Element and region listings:
——
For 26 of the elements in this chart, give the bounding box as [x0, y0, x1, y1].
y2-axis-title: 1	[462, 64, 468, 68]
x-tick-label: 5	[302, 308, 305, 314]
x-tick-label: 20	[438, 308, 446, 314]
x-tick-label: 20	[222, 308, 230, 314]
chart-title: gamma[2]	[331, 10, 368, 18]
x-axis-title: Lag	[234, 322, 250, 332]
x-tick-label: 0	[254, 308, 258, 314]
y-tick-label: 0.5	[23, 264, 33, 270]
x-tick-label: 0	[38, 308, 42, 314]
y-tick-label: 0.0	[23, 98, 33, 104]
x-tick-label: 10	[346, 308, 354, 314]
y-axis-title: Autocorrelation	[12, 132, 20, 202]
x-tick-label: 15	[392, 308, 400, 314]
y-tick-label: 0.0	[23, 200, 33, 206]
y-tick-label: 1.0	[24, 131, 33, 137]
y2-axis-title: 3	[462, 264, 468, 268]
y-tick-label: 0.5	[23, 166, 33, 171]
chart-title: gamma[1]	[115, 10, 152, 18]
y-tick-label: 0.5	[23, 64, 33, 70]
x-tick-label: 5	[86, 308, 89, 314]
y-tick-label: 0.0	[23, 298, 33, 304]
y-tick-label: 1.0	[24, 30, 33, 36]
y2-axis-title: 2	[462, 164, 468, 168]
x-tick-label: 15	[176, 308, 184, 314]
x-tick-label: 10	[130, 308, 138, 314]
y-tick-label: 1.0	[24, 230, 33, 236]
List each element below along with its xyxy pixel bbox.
——
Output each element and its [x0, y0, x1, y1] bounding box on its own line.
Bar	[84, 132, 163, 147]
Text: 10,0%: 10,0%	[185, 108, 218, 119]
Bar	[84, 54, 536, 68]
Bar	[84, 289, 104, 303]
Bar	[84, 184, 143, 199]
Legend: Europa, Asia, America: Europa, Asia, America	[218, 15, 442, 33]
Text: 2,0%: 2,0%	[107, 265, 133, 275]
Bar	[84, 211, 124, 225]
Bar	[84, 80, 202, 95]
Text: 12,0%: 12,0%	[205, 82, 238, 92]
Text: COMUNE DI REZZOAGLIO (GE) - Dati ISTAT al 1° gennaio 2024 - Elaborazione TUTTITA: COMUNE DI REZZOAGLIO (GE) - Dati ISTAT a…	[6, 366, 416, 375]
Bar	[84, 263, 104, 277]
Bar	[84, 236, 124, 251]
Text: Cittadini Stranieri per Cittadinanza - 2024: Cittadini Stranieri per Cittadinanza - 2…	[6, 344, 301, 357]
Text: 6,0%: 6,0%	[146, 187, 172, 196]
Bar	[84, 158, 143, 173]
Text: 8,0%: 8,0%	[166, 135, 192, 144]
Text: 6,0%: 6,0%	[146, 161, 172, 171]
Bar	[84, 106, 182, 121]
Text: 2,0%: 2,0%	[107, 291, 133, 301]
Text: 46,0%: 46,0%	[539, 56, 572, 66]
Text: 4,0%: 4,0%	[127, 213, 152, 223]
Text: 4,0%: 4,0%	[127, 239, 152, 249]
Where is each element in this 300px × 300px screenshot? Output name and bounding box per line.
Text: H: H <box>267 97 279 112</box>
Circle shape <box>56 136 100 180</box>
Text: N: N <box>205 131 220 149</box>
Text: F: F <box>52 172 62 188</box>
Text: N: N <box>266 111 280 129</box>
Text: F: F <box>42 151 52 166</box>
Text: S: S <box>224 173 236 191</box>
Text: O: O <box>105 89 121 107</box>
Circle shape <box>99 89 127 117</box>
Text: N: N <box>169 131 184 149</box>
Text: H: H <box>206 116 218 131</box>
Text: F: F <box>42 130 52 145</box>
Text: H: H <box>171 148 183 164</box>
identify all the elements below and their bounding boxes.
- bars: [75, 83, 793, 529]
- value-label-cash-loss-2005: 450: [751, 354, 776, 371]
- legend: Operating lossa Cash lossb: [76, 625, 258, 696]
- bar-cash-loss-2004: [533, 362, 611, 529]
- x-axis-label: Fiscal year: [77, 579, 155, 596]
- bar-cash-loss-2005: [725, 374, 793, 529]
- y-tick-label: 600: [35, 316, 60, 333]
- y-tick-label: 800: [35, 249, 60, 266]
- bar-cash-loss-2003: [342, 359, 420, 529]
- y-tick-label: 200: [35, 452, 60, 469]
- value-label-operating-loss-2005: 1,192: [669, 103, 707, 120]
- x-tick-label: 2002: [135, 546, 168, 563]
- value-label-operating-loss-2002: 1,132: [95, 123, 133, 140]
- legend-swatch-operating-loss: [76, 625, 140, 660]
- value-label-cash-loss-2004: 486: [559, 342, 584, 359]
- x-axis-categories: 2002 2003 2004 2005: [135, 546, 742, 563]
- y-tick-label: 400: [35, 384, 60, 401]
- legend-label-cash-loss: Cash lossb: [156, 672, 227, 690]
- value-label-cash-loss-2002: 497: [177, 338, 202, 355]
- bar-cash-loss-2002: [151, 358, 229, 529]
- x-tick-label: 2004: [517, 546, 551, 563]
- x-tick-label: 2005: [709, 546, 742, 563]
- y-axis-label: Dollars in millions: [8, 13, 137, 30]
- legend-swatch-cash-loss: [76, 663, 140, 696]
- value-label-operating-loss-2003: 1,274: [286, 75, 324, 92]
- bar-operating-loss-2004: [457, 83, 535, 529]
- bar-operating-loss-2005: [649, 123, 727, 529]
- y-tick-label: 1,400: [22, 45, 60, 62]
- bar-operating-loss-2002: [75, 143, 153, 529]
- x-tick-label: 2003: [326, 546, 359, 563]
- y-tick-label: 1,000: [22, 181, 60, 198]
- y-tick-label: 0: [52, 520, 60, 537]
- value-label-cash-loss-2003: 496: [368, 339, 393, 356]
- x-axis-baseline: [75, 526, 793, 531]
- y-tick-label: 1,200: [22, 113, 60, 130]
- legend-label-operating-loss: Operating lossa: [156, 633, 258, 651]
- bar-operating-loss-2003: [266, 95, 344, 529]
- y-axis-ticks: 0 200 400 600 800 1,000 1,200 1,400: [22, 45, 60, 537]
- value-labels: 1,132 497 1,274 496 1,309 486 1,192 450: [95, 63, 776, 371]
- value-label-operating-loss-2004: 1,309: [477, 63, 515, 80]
——
Copy the lines from the one with "Output each element" up to and including the one with "82, 238, 92]", keeping every character the same.

> _REPLY_
Output each element and its [x0, y0, x1, y1] bounding box on its own line.
Bar	[84, 132, 163, 147]
Text: 10,0%: 10,0%	[185, 108, 218, 119]
Bar	[84, 54, 536, 68]
Bar	[84, 289, 104, 303]
Bar	[84, 184, 143, 199]
Legend: Europa, Asia, America: Europa, Asia, America	[218, 15, 442, 33]
Text: 2,0%: 2,0%	[107, 265, 133, 275]
Bar	[84, 211, 124, 225]
Bar	[84, 80, 202, 95]
Text: 12,0%: 12,0%	[205, 82, 238, 92]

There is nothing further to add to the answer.